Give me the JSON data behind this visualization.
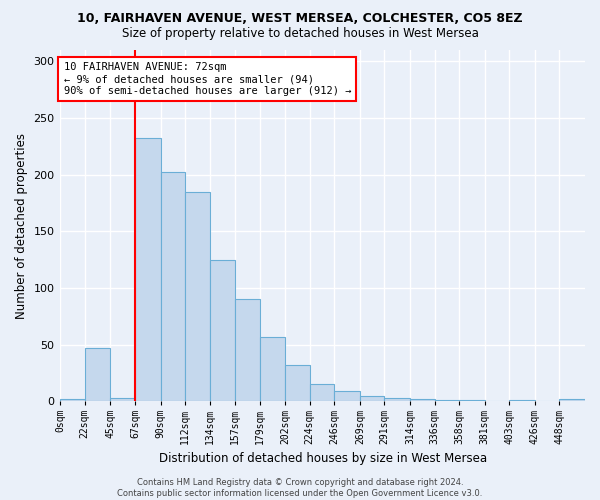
{
  "title_line1": "10, FAIRHAVEN AVENUE, WEST MERSEA, COLCHESTER, CO5 8EZ",
  "title_line2": "Size of property relative to detached houses in West Mersea",
  "xlabel": "Distribution of detached houses by size in West Mersea",
  "ylabel": "Number of detached properties",
  "footer_line1": "Contains HM Land Registry data © Crown copyright and database right 2024.",
  "footer_line2": "Contains public sector information licensed under the Open Government Licence v3.0.",
  "bin_labels": [
    "0sqm",
    "22sqm",
    "45sqm",
    "67sqm",
    "90sqm",
    "112sqm",
    "134sqm",
    "157sqm",
    "179sqm",
    "202sqm",
    "224sqm",
    "246sqm",
    "269sqm",
    "291sqm",
    "314sqm",
    "336sqm",
    "358sqm",
    "381sqm",
    "403sqm",
    "426sqm",
    "448sqm"
  ],
  "bar_values": [
    2,
    47,
    3,
    232,
    202,
    185,
    125,
    90,
    57,
    32,
    15,
    9,
    5,
    3,
    2,
    1,
    1,
    0,
    1,
    0,
    2
  ],
  "bar_color": "#c5d8ed",
  "bar_edge_color": "#6aaed6",
  "property_line_x": 67,
  "property_line_color": "red",
  "annotation_text": "10 FAIRHAVEN AVENUE: 72sqm\n← 9% of detached houses are smaller (94)\n90% of semi-detached houses are larger (912) →",
  "annotation_box_color": "white",
  "annotation_box_edge": "red",
  "ylim": [
    0,
    310
  ],
  "background_color": "#eaf0f9",
  "grid_color": "#ffffff",
  "bin_width": 22.5
}
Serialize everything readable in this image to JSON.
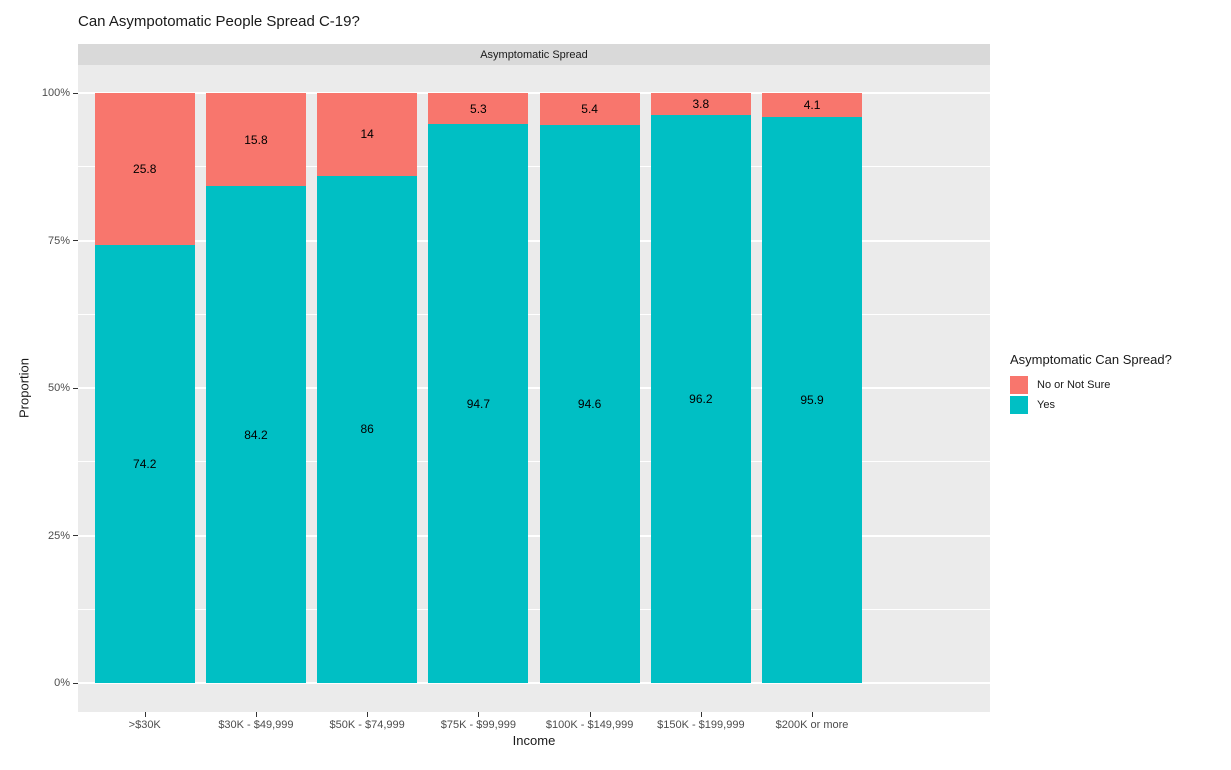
{
  "title": "Can Asympotomatic People Spread C-19?",
  "facet_label": "Asymptomatic Spread",
  "axes": {
    "x_title": "Income",
    "y_title": "Proportion"
  },
  "legend": {
    "title": "Asymptomatic Can Spread?",
    "items": [
      {
        "label": "No or Not Sure",
        "color": "#F8766D"
      },
      {
        "label": "Yes",
        "color": "#00BFC4"
      }
    ]
  },
  "colors": {
    "panel_bg": "#EBEBEB",
    "strip_bg": "#D9D9D9",
    "grid": "#FFFFFF",
    "no_or_not_sure": "#F8766D",
    "yes": "#00BFC4"
  },
  "chart_data": {
    "type": "bar",
    "stacked": true,
    "title": "Can Asympotomatic People Spread C-19?",
    "facet": "Asymptomatic Spread",
    "xlabel": "Income",
    "ylabel": "Proportion",
    "ylim": [
      0,
      100
    ],
    "grid": true,
    "legend_position": "right",
    "legend_title": "Asymptomatic Can Spread?",
    "categories": [
      ">$30K",
      "$30K - $49,999",
      "$50K - $74,999",
      "$75K - $99,999",
      "$100K - $149,999",
      "$150K - $199,999",
      "$200K or more"
    ],
    "series": [
      {
        "name": "Yes",
        "color": "#00BFC4",
        "values": [
          74.2,
          84.2,
          86,
          94.7,
          94.6,
          96.2,
          95.9
        ]
      },
      {
        "name": "No or Not Sure",
        "color": "#F8766D",
        "values": [
          25.8,
          15.8,
          14,
          5.3,
          5.4,
          3.8,
          4.1
        ]
      }
    ],
    "y_major_percents": [
      0,
      25,
      50,
      75,
      100
    ],
    "y_tick_labels": [
      "0%",
      "25%",
      "50%",
      "75%",
      "100%"
    ],
    "y_minor_percents": [
      12.5,
      37.5,
      62.5,
      87.5
    ]
  }
}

Directions:
Take the line containing "Serialize everything readable" as the first line and the last line of the data above as the final one, and output exactly the lines between them, inclusive, with no pictures.

Written response:
Serialize everything readable in this image to JSON.
{
  "title": "Can Asympotomatic People Spread C-19?",
  "facet_label": "Asymptomatic Spread",
  "axes": {
    "x_title": "Income",
    "y_title": "Proportion"
  },
  "legend": {
    "title": "Asymptomatic Can Spread?",
    "items": [
      {
        "label": "No or Not Sure",
        "color": "#F8766D"
      },
      {
        "label": "Yes",
        "color": "#00BFC4"
      }
    ]
  },
  "colors": {
    "panel_bg": "#EBEBEB",
    "strip_bg": "#D9D9D9",
    "grid": "#FFFFFF",
    "no_or_not_sure": "#F8766D",
    "yes": "#00BFC4"
  },
  "chart_data": {
    "type": "bar",
    "stacked": true,
    "title": "Can Asympotomatic People Spread C-19?",
    "facet": "Asymptomatic Spread",
    "xlabel": "Income",
    "ylabel": "Proportion",
    "ylim": [
      0,
      100
    ],
    "grid": true,
    "legend_position": "right",
    "legend_title": "Asymptomatic Can Spread?",
    "categories": [
      ">$30K",
      "$30K - $49,999",
      "$50K - $74,999",
      "$75K - $99,999",
      "$100K - $149,999",
      "$150K - $199,999",
      "$200K or more"
    ],
    "series": [
      {
        "name": "Yes",
        "color": "#00BFC4",
        "values": [
          74.2,
          84.2,
          86,
          94.7,
          94.6,
          96.2,
          95.9
        ]
      },
      {
        "name": "No or Not Sure",
        "color": "#F8766D",
        "values": [
          25.8,
          15.8,
          14,
          5.3,
          5.4,
          3.8,
          4.1
        ]
      }
    ],
    "y_major_percents": [
      0,
      25,
      50,
      75,
      100
    ],
    "y_tick_labels": [
      "0%",
      "25%",
      "50%",
      "75%",
      "100%"
    ],
    "y_minor_percents": [
      12.5,
      37.5,
      62.5,
      87.5
    ]
  }
}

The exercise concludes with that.